== Aim ==
Copy the rows word for word from the first row through the row containing "legend-swatch (75, 65, 103, 75)", including both of those rows.

Layout annotation data:

-- start --

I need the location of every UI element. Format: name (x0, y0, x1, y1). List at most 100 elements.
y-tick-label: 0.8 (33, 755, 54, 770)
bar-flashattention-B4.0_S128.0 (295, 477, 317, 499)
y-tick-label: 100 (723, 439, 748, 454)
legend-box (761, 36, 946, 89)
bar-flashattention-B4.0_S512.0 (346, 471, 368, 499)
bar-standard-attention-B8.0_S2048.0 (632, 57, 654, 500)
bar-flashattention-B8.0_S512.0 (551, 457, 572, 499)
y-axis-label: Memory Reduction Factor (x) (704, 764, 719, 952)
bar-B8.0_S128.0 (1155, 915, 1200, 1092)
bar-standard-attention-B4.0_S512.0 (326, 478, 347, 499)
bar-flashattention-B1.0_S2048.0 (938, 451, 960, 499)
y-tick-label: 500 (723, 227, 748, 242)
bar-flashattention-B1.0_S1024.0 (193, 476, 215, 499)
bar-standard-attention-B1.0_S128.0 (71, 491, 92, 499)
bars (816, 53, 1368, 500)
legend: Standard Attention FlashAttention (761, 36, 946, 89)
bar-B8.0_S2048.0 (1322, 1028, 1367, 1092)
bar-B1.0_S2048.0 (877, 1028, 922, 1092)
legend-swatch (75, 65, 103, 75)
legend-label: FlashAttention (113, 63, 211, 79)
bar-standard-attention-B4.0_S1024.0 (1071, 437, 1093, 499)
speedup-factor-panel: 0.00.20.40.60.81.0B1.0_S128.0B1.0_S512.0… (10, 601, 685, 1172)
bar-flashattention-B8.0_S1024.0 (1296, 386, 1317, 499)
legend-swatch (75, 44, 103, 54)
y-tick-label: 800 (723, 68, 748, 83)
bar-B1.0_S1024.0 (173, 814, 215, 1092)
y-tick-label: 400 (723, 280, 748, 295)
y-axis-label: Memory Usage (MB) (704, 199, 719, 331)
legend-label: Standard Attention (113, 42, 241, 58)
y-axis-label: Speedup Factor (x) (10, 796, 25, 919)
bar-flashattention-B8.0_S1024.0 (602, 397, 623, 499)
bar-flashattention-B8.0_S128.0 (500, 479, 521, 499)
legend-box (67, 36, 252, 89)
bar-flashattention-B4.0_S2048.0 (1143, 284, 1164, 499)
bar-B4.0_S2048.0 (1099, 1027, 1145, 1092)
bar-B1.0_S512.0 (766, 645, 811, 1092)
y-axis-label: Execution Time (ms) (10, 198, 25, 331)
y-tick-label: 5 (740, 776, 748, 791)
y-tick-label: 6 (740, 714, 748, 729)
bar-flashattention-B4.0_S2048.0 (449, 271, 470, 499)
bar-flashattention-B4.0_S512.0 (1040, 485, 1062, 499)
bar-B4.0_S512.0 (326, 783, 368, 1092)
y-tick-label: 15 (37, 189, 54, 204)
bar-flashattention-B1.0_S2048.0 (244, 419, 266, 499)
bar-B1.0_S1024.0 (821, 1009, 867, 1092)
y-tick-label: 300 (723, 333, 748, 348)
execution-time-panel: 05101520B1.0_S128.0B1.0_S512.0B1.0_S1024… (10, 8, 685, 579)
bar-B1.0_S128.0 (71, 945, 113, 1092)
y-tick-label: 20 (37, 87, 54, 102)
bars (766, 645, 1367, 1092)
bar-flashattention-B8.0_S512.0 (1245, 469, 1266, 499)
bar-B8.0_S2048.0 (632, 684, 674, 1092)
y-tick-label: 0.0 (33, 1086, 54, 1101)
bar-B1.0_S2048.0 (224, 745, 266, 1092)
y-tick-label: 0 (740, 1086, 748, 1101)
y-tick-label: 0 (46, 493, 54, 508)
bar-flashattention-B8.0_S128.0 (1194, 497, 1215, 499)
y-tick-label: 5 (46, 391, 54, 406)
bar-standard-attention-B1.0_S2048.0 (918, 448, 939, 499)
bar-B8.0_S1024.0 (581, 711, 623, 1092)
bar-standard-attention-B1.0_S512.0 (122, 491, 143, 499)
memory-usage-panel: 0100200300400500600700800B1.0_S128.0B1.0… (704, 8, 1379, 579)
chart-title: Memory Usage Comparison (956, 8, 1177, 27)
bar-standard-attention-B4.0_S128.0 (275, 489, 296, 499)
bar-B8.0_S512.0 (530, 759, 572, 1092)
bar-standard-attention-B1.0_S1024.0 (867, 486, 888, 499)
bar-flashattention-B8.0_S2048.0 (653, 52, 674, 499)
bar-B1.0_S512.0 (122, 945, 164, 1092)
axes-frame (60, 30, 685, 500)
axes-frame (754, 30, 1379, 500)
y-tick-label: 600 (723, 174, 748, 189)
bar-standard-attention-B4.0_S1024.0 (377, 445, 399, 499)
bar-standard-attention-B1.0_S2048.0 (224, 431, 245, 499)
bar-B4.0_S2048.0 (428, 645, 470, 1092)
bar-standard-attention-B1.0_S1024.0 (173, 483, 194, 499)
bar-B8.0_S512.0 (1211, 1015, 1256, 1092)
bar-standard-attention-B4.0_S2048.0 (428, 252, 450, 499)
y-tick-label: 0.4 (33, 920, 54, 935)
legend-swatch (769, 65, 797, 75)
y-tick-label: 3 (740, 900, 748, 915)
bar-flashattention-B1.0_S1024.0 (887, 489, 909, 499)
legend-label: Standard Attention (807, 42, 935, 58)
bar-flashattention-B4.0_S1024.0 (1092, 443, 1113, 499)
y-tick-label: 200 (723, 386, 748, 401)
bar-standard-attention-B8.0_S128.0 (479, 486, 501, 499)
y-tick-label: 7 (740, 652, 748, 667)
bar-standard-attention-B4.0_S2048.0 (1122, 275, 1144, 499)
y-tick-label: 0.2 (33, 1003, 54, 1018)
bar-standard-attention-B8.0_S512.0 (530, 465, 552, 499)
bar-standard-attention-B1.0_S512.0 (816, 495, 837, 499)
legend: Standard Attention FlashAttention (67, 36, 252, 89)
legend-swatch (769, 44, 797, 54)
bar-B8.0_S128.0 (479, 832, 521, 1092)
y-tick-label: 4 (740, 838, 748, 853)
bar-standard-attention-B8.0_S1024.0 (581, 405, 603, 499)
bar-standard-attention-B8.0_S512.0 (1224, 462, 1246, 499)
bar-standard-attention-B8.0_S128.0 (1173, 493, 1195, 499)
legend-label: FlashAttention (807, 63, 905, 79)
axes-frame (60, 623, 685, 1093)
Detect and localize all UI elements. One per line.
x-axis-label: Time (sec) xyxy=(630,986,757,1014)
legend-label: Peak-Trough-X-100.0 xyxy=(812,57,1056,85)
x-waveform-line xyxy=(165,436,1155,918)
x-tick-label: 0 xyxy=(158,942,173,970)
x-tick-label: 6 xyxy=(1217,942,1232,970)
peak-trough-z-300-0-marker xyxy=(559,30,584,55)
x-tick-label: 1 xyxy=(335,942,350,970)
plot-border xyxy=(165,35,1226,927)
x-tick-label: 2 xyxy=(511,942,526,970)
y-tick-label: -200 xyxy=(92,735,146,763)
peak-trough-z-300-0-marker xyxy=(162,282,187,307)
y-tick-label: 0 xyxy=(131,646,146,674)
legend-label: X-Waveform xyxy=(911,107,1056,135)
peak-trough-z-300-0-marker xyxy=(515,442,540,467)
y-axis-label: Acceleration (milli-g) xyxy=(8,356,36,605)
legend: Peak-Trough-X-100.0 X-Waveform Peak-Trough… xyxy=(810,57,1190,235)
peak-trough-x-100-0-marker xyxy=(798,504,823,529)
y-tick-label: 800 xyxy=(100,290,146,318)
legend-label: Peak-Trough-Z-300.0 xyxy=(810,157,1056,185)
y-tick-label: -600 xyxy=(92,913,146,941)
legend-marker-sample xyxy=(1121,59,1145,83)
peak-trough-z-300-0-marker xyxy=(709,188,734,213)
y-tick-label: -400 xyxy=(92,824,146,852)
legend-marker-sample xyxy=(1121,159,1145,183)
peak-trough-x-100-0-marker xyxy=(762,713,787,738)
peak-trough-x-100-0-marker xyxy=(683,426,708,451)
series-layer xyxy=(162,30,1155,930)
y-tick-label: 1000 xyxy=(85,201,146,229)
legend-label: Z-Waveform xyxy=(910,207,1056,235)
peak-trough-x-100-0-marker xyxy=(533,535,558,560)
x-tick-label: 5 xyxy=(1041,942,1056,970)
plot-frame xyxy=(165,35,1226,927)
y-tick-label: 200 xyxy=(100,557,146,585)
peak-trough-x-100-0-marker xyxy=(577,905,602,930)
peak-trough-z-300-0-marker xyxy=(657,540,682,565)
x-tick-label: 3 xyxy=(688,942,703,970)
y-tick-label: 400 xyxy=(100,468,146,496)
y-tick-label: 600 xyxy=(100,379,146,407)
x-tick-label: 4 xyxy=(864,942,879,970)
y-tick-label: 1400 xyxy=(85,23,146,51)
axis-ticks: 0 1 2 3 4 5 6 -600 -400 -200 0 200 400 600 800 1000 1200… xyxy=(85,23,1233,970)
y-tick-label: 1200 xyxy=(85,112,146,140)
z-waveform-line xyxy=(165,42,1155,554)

-- end --

== Task solution ==
I need the location of every UI element. Format: name (x0, y0, x1, y1). List at most 100 elements.
y-tick-label: 0.8 (33, 755, 54, 770)
bar-flashattention-B4.0_S128.0 (295, 477, 317, 499)
y-tick-label: 100 (723, 439, 748, 454)
legend-box (761, 36, 946, 89)
bar-flashattention-B4.0_S512.0 (346, 471, 368, 499)
bar-standard-attention-B8.0_S2048.0 (632, 57, 654, 500)
bar-flashattention-B8.0_S512.0 (551, 457, 572, 499)
y-axis-label: Memory Reduction Factor (x) (704, 764, 719, 952)
bar-B8.0_S128.0 (1155, 915, 1200, 1092)
bar-standard-attention-B4.0_S512.0 (326, 478, 347, 499)
bar-flashattention-B1.0_S2048.0 (938, 451, 960, 499)
y-tick-label: 500 (723, 227, 748, 242)
bar-flashattention-B1.0_S1024.0 (193, 476, 215, 499)
bar-standard-attention-B1.0_S128.0 (71, 491, 92, 499)
bars (816, 53, 1368, 500)
legend: Standard Attention FlashAttention (761, 36, 946, 89)
bar-B8.0_S2048.0 (1322, 1028, 1367, 1092)
bar-B1.0_S2048.0 (877, 1028, 922, 1092)
legend-swatch (75, 65, 103, 75)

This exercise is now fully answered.